# Stored data entries
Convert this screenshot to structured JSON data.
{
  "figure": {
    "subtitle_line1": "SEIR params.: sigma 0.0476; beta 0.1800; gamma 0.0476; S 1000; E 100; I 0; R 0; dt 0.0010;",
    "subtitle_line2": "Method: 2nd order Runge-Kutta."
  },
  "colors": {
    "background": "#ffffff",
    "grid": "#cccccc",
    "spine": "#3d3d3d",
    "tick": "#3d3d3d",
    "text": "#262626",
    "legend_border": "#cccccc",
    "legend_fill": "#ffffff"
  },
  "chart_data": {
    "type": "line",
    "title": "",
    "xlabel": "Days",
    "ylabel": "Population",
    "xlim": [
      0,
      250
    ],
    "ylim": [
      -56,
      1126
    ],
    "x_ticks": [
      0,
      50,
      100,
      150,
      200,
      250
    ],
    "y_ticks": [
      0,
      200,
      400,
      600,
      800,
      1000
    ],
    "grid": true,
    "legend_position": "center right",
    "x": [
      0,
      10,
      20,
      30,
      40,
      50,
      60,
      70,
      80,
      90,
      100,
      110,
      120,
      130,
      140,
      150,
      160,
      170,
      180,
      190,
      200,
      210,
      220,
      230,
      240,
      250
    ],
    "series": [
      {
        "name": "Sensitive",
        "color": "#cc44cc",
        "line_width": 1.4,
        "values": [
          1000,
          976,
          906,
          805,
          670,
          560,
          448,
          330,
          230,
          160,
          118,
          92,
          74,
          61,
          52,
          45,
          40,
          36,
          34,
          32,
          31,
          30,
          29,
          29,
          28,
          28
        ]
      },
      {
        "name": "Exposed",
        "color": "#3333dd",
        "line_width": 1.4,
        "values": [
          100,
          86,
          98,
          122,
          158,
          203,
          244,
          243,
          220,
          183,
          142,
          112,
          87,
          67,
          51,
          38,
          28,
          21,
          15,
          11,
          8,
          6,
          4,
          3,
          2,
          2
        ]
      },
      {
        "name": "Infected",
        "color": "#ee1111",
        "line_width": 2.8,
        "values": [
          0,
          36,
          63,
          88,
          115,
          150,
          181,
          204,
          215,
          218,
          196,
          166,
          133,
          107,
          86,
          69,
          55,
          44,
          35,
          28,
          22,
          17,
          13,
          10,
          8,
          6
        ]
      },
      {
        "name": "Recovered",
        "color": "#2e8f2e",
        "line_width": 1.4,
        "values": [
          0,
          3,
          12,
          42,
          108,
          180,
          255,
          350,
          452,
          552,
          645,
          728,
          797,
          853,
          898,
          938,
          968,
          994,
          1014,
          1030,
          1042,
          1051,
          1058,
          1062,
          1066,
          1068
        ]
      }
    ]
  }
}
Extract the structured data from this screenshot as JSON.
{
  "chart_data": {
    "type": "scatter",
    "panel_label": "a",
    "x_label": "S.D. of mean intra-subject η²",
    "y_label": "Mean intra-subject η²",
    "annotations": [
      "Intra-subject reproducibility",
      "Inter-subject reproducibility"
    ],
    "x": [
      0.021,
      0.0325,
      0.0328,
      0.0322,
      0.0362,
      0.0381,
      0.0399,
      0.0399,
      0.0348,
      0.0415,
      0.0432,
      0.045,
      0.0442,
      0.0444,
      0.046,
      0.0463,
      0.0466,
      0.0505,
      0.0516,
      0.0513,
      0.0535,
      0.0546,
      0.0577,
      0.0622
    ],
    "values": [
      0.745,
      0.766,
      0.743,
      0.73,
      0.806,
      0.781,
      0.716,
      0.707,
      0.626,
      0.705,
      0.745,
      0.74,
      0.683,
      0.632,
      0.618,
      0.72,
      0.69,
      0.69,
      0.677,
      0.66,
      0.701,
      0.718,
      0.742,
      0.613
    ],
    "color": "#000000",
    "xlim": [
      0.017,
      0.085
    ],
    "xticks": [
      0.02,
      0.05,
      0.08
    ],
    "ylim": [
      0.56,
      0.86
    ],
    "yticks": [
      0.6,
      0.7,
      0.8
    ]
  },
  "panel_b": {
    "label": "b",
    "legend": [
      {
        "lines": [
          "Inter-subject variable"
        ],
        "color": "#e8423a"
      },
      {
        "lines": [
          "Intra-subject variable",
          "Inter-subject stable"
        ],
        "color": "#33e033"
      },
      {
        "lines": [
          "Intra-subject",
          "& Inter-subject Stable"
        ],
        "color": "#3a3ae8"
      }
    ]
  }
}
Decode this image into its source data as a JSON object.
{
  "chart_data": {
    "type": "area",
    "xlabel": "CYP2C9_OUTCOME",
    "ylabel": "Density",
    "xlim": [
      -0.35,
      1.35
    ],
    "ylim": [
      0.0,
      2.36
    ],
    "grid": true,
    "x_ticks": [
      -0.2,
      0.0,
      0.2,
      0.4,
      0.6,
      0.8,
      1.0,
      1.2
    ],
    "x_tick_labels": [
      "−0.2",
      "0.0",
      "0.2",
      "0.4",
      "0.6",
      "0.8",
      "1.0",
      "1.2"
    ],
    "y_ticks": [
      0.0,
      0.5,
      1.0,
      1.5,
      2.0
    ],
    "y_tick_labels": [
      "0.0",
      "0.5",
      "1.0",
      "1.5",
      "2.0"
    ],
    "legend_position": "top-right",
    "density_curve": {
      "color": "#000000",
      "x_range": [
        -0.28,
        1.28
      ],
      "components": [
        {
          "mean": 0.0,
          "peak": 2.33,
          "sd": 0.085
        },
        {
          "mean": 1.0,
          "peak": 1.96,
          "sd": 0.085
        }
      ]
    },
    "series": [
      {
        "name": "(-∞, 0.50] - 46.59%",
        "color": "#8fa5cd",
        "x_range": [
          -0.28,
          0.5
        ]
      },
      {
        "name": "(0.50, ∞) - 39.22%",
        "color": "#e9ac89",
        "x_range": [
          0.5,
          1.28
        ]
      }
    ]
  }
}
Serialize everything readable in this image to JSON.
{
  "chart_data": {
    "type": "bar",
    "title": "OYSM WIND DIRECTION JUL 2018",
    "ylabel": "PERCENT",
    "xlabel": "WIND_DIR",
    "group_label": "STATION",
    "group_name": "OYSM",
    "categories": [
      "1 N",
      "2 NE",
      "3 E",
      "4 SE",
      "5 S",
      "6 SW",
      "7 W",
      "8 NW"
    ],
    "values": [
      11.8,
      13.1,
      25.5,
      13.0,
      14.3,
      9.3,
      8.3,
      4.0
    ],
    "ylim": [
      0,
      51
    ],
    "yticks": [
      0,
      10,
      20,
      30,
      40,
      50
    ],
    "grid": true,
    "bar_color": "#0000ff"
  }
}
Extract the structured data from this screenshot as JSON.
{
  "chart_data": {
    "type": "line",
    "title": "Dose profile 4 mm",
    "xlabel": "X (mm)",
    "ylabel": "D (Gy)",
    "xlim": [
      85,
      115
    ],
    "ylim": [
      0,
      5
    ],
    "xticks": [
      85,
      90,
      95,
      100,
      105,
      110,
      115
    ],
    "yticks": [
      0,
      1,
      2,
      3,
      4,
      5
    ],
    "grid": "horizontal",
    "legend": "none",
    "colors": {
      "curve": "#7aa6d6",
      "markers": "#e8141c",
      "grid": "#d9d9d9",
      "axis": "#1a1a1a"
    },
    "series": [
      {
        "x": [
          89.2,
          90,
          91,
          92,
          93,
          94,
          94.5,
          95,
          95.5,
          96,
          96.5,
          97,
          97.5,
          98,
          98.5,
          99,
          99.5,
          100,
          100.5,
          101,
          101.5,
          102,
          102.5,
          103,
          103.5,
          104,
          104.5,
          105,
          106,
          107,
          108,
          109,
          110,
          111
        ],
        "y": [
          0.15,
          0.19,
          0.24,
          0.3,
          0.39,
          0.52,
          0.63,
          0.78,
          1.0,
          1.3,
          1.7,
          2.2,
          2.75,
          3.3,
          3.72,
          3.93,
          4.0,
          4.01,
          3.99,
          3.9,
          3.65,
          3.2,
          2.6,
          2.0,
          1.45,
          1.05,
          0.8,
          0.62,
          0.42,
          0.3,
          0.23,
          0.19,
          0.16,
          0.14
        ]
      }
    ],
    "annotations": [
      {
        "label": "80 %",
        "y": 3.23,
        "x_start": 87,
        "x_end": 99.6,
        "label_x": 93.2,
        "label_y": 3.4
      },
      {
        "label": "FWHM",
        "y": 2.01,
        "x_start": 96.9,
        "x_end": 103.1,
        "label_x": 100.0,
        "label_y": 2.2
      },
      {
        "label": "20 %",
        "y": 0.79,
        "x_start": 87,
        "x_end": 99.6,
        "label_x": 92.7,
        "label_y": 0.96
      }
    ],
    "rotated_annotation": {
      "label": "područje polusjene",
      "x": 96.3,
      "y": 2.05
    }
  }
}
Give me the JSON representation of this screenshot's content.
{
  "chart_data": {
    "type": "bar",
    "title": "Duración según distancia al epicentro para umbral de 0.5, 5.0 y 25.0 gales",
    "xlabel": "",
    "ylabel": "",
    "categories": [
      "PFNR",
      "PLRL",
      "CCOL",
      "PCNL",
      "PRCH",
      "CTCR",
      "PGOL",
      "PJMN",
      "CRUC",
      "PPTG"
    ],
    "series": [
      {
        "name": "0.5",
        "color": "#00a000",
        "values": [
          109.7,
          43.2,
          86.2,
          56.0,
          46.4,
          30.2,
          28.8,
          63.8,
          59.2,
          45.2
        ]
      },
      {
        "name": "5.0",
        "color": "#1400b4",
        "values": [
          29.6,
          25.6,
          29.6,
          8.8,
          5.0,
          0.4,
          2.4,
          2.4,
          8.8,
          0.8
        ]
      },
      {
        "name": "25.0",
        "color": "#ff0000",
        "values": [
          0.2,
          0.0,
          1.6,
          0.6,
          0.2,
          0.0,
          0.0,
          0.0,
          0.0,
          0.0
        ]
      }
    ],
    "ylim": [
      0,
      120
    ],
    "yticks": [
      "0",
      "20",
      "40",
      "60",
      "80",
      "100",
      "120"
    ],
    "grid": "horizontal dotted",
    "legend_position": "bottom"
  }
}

# AIM
In the records above, how many lines contain the string "ffffff"? State that number only.

# FULL ANSWER
2